▸ The exercise
Wherever the word "this" appears in a line, copy that line.

Begin Extracted data

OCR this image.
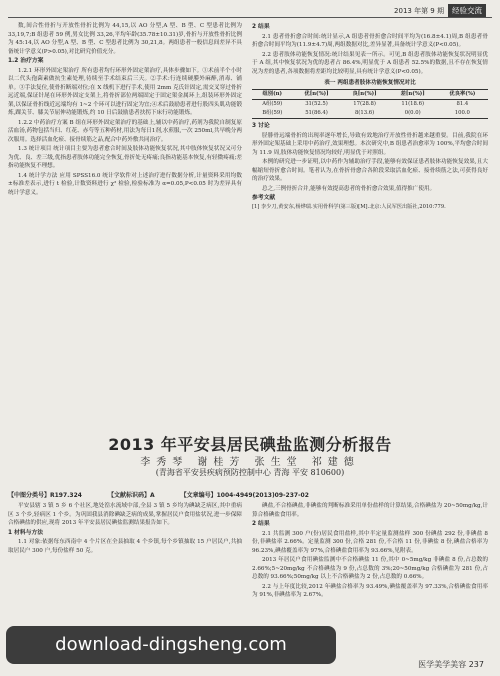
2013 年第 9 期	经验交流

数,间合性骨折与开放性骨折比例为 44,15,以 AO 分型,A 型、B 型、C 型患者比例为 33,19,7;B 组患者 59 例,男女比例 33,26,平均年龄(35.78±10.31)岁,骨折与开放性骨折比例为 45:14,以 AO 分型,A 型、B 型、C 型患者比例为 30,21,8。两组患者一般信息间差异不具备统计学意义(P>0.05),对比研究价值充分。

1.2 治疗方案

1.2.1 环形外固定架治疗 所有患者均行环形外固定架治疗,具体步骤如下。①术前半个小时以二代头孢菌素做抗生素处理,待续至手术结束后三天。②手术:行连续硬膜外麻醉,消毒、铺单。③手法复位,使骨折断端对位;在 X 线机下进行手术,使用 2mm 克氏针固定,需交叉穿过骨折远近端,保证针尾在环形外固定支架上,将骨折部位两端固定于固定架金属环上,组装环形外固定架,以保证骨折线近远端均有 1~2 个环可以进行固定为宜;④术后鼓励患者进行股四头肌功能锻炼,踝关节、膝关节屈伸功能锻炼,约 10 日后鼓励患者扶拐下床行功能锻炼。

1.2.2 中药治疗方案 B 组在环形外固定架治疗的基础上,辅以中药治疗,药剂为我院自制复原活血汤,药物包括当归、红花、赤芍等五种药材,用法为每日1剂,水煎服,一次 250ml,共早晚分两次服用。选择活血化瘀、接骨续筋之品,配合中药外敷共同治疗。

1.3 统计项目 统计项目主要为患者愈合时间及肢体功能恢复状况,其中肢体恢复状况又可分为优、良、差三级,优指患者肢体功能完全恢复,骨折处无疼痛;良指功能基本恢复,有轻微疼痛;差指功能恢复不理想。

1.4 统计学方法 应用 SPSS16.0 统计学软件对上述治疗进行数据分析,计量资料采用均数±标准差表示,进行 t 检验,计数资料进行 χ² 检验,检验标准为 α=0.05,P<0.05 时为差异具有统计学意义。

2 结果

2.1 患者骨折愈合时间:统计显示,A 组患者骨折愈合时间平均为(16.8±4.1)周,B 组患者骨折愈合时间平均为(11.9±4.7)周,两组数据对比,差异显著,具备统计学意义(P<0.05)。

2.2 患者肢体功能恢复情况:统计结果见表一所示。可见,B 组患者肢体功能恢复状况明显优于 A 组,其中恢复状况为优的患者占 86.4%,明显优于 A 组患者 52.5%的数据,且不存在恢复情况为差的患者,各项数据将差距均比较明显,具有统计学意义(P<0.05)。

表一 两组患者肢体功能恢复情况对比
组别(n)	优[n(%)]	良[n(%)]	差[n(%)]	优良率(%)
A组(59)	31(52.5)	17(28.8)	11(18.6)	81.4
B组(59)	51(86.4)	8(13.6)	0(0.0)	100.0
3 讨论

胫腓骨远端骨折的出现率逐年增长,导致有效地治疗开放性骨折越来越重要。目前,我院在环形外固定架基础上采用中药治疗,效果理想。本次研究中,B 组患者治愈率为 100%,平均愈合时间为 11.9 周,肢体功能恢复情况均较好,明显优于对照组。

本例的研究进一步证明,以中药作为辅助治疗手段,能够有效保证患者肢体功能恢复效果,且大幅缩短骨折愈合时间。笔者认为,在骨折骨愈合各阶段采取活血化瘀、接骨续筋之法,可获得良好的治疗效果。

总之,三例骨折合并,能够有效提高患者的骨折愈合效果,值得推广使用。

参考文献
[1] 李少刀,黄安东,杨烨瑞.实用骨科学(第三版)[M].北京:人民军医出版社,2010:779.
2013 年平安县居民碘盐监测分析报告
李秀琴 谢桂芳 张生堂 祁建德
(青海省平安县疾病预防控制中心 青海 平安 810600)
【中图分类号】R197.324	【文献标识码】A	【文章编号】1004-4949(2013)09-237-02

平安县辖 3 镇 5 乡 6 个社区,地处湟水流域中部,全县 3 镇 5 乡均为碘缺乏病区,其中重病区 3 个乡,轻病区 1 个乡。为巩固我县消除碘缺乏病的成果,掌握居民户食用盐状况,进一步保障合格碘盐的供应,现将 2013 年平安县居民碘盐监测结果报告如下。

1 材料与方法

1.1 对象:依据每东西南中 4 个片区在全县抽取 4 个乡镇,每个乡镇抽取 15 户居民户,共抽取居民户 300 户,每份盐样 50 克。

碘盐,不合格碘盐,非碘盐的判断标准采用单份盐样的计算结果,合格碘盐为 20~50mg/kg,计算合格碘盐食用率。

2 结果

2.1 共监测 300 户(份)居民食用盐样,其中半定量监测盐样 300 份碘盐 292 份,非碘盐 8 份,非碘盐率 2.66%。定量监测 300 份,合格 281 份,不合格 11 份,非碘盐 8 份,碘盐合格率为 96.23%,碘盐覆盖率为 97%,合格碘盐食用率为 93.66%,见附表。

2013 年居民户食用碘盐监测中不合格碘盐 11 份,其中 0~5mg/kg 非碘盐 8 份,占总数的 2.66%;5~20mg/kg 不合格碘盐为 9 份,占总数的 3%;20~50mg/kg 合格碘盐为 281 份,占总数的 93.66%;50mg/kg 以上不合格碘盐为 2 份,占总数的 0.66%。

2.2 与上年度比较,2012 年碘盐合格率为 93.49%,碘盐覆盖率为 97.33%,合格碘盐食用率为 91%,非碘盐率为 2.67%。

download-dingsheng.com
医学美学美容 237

End Extracted data
Begin Extracted data

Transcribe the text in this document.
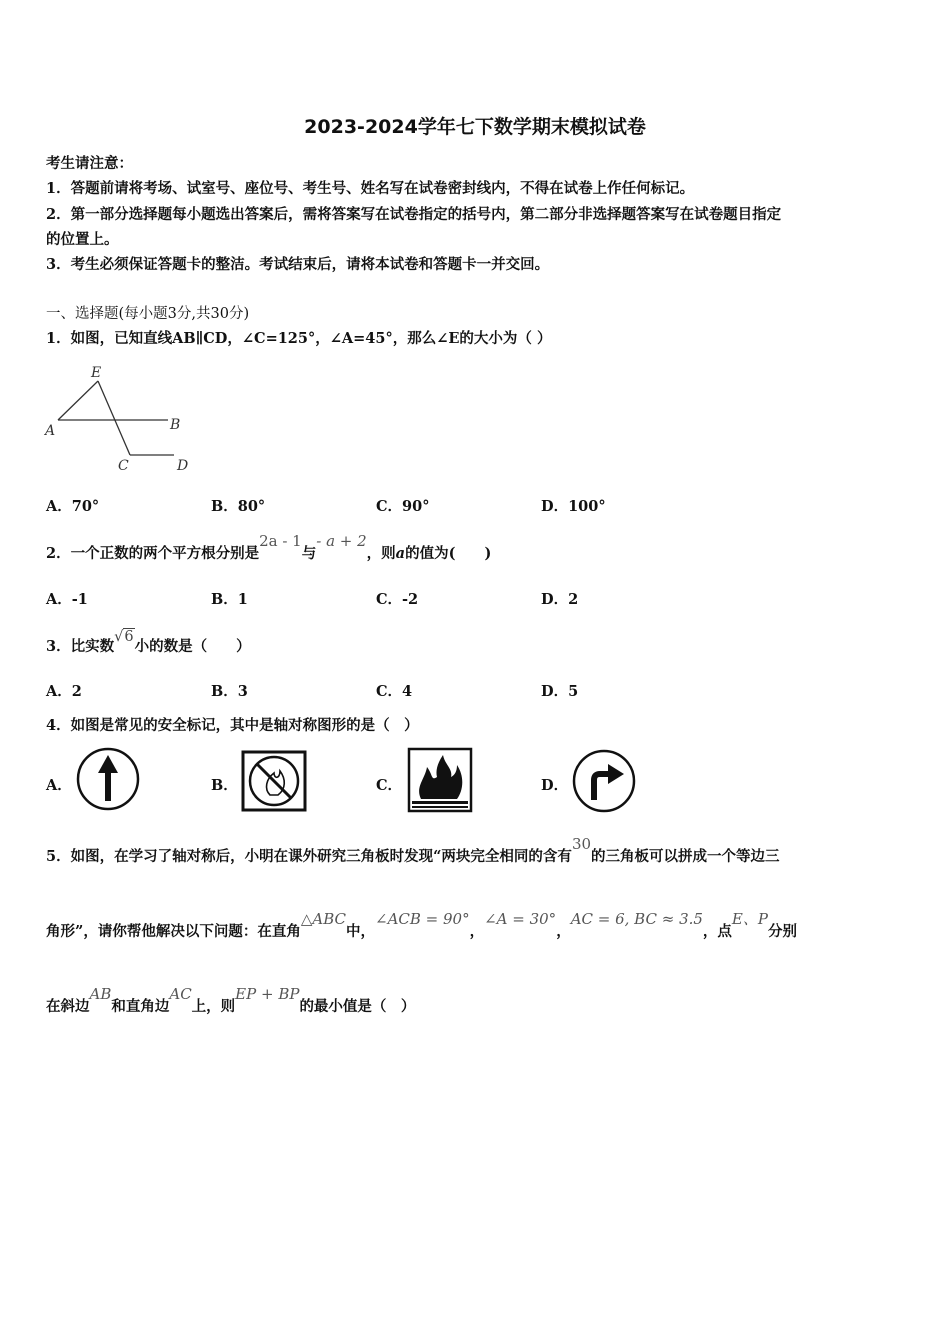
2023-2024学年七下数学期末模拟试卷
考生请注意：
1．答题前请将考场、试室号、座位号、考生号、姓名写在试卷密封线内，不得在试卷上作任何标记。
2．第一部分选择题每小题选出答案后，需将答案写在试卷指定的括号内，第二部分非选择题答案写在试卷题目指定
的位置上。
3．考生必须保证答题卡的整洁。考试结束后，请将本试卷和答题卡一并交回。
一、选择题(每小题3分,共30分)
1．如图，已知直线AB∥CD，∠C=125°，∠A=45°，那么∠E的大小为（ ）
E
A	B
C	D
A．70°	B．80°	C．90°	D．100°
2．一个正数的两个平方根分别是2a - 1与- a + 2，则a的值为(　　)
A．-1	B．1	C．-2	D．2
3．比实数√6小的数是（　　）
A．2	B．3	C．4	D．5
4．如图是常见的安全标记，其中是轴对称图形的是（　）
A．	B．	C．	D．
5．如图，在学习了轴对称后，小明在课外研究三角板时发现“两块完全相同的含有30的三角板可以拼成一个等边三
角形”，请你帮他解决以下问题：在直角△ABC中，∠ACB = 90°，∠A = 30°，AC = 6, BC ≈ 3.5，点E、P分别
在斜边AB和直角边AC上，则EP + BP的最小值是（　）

End Extracted data
Begin Extracted data

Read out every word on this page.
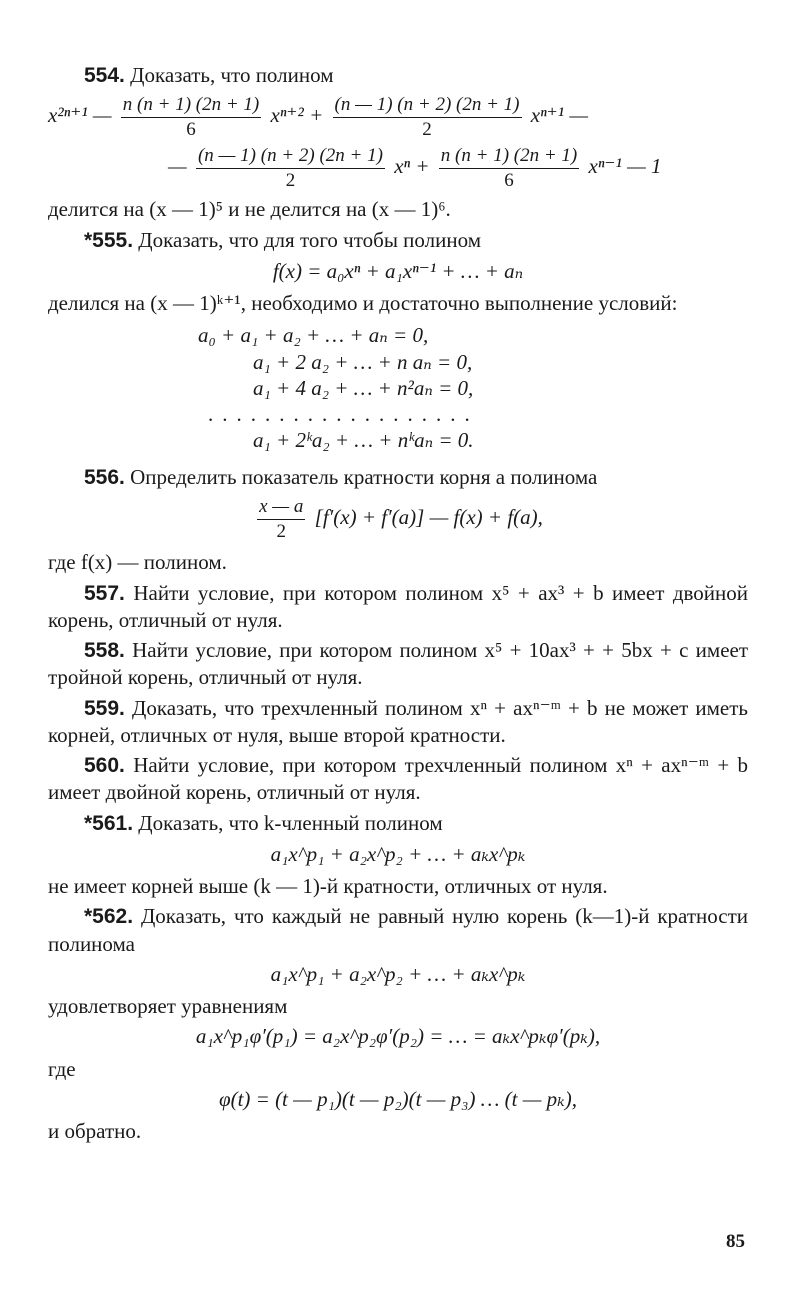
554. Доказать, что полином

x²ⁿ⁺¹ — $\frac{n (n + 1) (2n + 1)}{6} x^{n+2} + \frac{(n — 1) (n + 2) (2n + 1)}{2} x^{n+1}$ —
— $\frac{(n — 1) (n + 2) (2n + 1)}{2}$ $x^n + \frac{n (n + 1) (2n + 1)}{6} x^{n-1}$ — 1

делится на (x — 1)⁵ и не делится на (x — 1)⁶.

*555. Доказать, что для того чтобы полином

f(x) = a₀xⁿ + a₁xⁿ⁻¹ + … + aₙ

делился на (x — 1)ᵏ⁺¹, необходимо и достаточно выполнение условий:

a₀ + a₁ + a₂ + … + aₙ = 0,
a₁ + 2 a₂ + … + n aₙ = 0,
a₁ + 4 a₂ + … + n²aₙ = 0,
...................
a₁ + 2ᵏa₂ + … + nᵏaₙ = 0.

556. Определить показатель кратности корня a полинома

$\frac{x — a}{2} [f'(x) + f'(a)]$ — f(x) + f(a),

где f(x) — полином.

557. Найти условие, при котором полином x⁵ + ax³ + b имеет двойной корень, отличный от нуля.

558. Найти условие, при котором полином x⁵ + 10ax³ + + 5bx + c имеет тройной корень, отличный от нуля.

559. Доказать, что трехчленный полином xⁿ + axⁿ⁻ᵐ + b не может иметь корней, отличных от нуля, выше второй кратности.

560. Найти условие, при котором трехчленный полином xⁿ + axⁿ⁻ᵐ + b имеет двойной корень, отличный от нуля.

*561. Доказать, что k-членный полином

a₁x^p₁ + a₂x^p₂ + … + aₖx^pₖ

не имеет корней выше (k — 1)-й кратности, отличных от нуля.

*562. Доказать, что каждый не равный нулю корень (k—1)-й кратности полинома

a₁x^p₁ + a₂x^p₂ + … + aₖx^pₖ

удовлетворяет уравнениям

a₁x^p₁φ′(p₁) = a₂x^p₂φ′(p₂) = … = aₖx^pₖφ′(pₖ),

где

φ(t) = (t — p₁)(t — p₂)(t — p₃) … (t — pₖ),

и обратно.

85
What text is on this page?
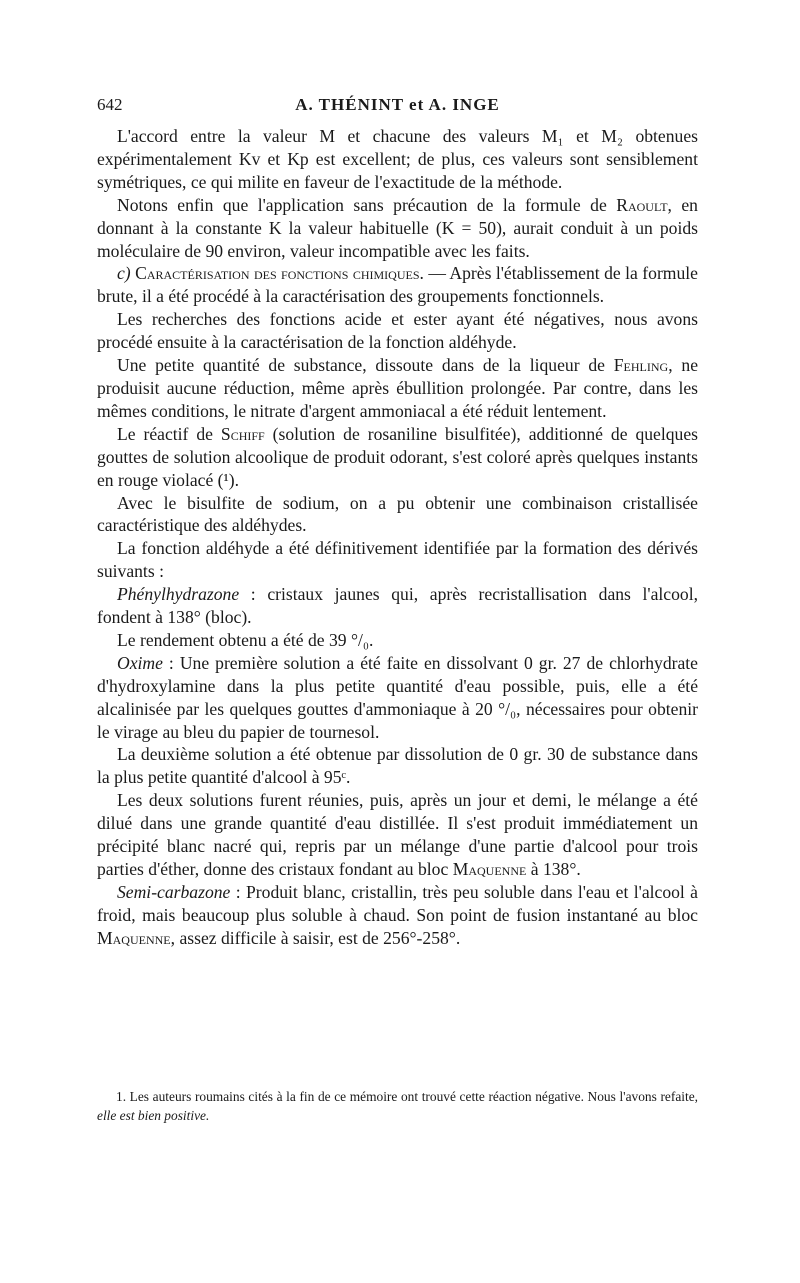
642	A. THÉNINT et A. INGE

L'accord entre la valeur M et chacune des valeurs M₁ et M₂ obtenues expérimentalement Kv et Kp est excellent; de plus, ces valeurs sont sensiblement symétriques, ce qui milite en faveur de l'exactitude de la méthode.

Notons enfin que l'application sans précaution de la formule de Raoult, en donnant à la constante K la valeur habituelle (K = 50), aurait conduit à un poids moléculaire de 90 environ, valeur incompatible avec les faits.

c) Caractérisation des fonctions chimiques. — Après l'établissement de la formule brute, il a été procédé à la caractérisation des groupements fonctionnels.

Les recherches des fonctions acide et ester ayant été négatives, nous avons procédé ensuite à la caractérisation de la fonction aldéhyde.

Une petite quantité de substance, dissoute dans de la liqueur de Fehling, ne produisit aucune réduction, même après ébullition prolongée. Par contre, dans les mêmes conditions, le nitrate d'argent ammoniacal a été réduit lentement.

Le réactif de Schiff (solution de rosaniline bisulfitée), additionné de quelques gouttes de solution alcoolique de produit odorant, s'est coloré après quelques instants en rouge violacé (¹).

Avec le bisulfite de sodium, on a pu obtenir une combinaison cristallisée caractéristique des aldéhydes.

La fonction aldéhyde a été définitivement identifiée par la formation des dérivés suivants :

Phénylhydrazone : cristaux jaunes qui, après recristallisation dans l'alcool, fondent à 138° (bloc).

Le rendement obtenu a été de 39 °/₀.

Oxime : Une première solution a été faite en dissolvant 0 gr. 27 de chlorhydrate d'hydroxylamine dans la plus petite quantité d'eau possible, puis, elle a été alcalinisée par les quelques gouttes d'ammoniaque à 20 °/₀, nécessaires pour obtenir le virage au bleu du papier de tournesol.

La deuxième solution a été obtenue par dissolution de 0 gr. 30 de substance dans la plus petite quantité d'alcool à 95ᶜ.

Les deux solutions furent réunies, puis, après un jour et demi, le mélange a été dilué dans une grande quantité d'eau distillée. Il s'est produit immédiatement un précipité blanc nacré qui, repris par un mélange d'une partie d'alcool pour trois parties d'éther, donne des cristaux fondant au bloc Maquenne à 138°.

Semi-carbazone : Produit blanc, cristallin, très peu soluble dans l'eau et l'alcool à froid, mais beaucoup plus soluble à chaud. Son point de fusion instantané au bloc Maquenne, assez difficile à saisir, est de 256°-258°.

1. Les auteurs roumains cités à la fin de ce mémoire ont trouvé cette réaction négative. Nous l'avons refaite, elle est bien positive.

End Extracted data

▸ Exercise result
OCR this image.
Transcribe the text in this document.
Read out every word on this page.
What text is on this page?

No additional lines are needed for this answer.